Work to be completed: Take every line from the material that has the word "possible" in it.

──────── Stored rows

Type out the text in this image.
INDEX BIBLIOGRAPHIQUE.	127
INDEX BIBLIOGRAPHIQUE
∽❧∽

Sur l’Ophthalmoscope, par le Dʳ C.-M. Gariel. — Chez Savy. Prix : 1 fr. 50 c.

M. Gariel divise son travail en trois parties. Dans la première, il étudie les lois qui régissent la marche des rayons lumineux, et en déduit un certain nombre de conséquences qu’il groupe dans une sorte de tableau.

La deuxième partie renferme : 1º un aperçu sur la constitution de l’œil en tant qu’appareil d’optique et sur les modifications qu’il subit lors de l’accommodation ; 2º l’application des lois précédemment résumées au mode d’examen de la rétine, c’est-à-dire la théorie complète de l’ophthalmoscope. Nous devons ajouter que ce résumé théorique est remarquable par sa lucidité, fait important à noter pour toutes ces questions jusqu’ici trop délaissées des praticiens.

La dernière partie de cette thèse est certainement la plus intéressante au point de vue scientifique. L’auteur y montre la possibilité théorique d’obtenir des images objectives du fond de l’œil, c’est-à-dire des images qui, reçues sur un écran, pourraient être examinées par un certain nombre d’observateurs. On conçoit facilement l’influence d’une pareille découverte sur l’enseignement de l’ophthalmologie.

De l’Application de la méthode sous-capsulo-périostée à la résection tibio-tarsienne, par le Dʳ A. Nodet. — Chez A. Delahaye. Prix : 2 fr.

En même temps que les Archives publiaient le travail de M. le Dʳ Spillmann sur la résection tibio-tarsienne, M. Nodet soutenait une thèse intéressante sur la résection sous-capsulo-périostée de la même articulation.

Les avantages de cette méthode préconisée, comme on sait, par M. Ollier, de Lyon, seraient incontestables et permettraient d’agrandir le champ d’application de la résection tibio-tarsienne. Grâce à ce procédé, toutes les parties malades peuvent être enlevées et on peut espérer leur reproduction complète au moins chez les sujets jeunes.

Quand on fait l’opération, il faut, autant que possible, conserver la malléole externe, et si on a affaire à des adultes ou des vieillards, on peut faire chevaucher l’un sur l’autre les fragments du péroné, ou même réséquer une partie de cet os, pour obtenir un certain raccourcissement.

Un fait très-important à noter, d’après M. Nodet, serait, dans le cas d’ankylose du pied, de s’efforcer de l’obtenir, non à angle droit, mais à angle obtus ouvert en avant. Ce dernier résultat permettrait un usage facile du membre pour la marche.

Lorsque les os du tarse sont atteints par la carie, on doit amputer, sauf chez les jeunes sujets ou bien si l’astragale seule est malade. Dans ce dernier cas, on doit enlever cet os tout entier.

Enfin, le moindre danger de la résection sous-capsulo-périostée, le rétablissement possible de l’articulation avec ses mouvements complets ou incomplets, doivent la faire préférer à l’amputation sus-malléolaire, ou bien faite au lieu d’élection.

────────────────

Expected answer:
Quand on fait l’opération, il faut, autant que possible, conserver la malléole externe, et si on a affaire à des adultes ou des vieillards, on peut faire chevaucher l’un sur l’autre les fragments du péroné, ou même réséquer une partie de cet os, pour obtenir un certain raccourcissement.
Enfin, le moindre danger de la résection sous-capsulo-périostée, le rétablissement possible de l’articulation avec ses mouvements complets ou incomplets, doivent la faire préférer à l’amputation sus-malléolaire, ou bien faite au lieu d’élection.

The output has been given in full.